- The input:
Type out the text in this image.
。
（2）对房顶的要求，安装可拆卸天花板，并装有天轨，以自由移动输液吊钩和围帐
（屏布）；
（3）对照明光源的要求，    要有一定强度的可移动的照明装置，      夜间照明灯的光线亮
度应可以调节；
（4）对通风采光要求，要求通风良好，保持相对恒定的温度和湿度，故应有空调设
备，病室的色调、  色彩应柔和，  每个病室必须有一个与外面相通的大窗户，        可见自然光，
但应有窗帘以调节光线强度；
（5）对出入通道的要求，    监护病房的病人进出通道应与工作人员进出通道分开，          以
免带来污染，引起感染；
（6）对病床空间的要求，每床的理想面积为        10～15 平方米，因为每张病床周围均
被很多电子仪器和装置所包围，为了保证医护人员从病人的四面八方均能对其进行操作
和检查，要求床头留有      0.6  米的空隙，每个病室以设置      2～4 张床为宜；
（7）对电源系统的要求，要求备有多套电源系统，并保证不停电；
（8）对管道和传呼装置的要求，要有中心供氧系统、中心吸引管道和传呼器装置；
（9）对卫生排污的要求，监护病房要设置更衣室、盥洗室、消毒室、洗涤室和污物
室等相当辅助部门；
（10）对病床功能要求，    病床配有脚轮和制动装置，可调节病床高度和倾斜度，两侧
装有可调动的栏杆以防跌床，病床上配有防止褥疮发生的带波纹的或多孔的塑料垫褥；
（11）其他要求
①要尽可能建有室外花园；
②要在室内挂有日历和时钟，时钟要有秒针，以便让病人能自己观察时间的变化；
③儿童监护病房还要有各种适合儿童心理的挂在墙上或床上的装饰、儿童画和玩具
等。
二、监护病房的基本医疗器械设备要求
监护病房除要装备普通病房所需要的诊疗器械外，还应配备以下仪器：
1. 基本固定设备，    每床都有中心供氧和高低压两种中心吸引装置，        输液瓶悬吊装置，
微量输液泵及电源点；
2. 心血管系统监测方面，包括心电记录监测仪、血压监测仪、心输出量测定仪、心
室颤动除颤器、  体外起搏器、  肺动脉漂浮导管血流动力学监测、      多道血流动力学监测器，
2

- Set exercise: Go through the data and return every record exactly.

- Full answer:
Type out the text in this image.
。
（2）对房顶的要求，安装可拆卸天花板，并装有天轨，以自由移动输液吊钩和围帐
（屏布）；
（3）对照明光源的要求，    要有一定强度的可移动的照明装置，      夜间照明灯的光线亮
度应可以调节；
（4）对通风采光要求，要求通风良好，保持相对恒定的温度和湿度，故应有空调设
备，病室的色调、  色彩应柔和，  每个病室必须有一个与外面相通的大窗户，        可见自然光，
但应有窗帘以调节光线强度；
（5）对出入通道的要求，    监护病房的病人进出通道应与工作人员进出通道分开，          以
免带来污染，引起感染；
（6）对病床空间的要求，每床的理想面积为        10～15 平方米，因为每张病床周围均
被很多电子仪器和装置所包围，为了保证医护人员从病人的四面八方均能对其进行操作
和检查，要求床头留有      0.6  米的空隙，每个病室以设置      2～4 张床为宜；
（7）对电源系统的要求，要求备有多套电源系统，并保证不停电；
（8）对管道和传呼装置的要求，要有中心供氧系统、中心吸引管道和传呼器装置；
（9）对卫生排污的要求，监护病房要设置更衣室、盥洗室、消毒室、洗涤室和污物
室等相当辅助部门；
（10）对病床功能要求，    病床配有脚轮和制动装置，可调节病床高度和倾斜度，两侧
装有可调动的栏杆以防跌床，病床上配有防止褥疮发生的带波纹的或多孔的塑料垫褥；
（11）其他要求
①要尽可能建有室外花园；
②要在室内挂有日历和时钟，时钟要有秒针，以便让病人能自己观察时间的变化；
③儿童监护病房还要有各种适合儿童心理的挂在墙上或床上的装饰、儿童画和玩具
等。
二、监护病房的基本医疗器械设备要求
监护病房除要装备普通病房所需要的诊疗器械外，还应配备以下仪器：
1. 基本固定设备，    每床都有中心供氧和高低压两种中心吸引装置，        输液瓶悬吊装置，
微量输液泵及电源点；
2. 心血管系统监测方面，包括心电记录监测仪、血压监测仪、心输出量测定仪、心
室颤动除颤器、  体外起搏器、  肺动脉漂浮导管血流动力学监测、      多道血流动力学监测器，
2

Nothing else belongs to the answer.